- **About this exercise**: Only an exact repetition of the entries counts as an answer.

◆ ◆ ◆ ◆

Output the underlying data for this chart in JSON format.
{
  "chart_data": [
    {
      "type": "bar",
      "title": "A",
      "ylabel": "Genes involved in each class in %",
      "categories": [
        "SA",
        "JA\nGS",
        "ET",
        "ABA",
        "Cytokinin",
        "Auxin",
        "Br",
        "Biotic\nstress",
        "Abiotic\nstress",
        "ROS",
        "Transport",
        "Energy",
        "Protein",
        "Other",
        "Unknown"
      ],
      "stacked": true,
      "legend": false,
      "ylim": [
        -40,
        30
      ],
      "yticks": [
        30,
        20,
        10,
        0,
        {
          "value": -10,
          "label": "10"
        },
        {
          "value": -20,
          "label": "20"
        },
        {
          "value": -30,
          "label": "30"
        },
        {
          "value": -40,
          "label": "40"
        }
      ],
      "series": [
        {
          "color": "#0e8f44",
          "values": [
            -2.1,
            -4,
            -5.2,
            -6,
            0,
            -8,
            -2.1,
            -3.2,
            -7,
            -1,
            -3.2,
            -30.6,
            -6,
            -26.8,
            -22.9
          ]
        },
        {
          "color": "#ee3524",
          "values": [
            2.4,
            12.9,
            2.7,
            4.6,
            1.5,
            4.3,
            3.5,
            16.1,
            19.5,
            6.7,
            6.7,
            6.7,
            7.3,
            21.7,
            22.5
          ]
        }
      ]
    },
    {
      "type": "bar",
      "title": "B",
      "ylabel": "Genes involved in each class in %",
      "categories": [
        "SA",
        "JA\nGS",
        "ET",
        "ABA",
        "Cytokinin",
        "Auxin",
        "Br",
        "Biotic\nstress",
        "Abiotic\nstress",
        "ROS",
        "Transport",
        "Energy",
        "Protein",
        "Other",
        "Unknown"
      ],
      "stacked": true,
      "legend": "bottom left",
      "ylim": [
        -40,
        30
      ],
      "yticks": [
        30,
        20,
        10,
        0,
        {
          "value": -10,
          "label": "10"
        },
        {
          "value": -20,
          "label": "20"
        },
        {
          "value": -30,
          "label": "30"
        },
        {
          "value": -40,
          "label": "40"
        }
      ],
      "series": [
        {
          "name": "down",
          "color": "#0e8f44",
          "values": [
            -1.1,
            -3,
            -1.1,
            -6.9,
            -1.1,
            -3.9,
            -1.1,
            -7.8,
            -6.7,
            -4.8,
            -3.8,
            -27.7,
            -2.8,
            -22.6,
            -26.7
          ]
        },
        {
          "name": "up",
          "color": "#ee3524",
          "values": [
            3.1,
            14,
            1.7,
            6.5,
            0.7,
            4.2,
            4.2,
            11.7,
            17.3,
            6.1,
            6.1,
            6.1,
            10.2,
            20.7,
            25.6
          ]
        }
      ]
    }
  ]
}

◆ ◆ ◆ ◆

- **Exercise result**:
Output the underlying data for this chart in JSON format.
{
  "chart_data": [
    {
      "type": "bar",
      "title": "A",
      "ylabel": "Genes involved in each class in %",
      "categories": [
        "SA",
        "JA\nGS",
        "ET",
        "ABA",
        "Cytokinin",
        "Auxin",
        "Br",
        "Biotic\nstress",
        "Abiotic\nstress",
        "ROS",
        "Transport",
        "Energy",
        "Protein",
        "Other",
        "Unknown"
      ],
      "stacked": true,
      "legend": false,
      "ylim": [
        -40,
        30
      ],
      "yticks": [
        30,
        20,
        10,
        0,
        {
          "value": -10,
          "label": "10"
        },
        {
          "value": -20,
          "label": "20"
        },
        {
          "value": -30,
          "label": "30"
        },
        {
          "value": -40,
          "label": "40"
        }
      ],
      "series": [
        {
          "color": "#0e8f44",
          "values": [
            -2.1,
            -4,
            -5.2,
            -6,
            0,
            -8,
            -2.1,
            -3.2,
            -7,
            -1,
            -3.2,
            -30.6,
            -6,
            -26.8,
            -22.9
          ]
        },
        {
          "color": "#ee3524",
          "values": [
            2.4,
            12.9,
            2.7,
            4.6,
            1.5,
            4.3,
            3.5,
            16.1,
            19.5,
            6.7,
            6.7,
            6.7,
            7.3,
            21.7,
            22.5
          ]
        }
      ]
    },
    {
      "type": "bar",
      "title": "B",
      "ylabel": "Genes involved in each class in %",
      "categories": [
        "SA",
        "JA\nGS",
        "ET",
        "ABA",
        "Cytokinin",
        "Auxin",
        "Br",
        "Biotic\nstress",
        "Abiotic\nstress",
        "ROS",
        "Transport",
        "Energy",
        "Protein",
        "Other",
        "Unknown"
      ],
      "stacked": true,
      "legend": "bottom left",
      "ylim": [
        -40,
        30
      ],
      "yticks": [
        30,
        20,
        10,
        0,
        {
          "value": -10,
          "label": "10"
        },
        {
          "value": -20,
          "label": "20"
        },
        {
          "value": -30,
          "label": "30"
        },
        {
          "value": -40,
          "label": "40"
        }
      ],
      "series": [
        {
          "name": "down",
          "color": "#0e8f44",
          "values": [
            -1.1,
            -3,
            -1.1,
            -6.9,
            -1.1,
            -3.9,
            -1.1,
            -7.8,
            -6.7,
            -4.8,
            -3.8,
            -27.7,
            -2.8,
            -22.6,
            -26.7
          ]
        },
        {
          "name": "up",
          "color": "#ee3524",
          "values": [
            3.1,
            14,
            1.7,
            6.5,
            0.7,
            4.2,
            4.2,
            11.7,
            17.3,
            6.1,
            6.1,
            6.1,
            10.2,
            20.7,
            25.6
          ]
        }
      ]
    }
  ]
}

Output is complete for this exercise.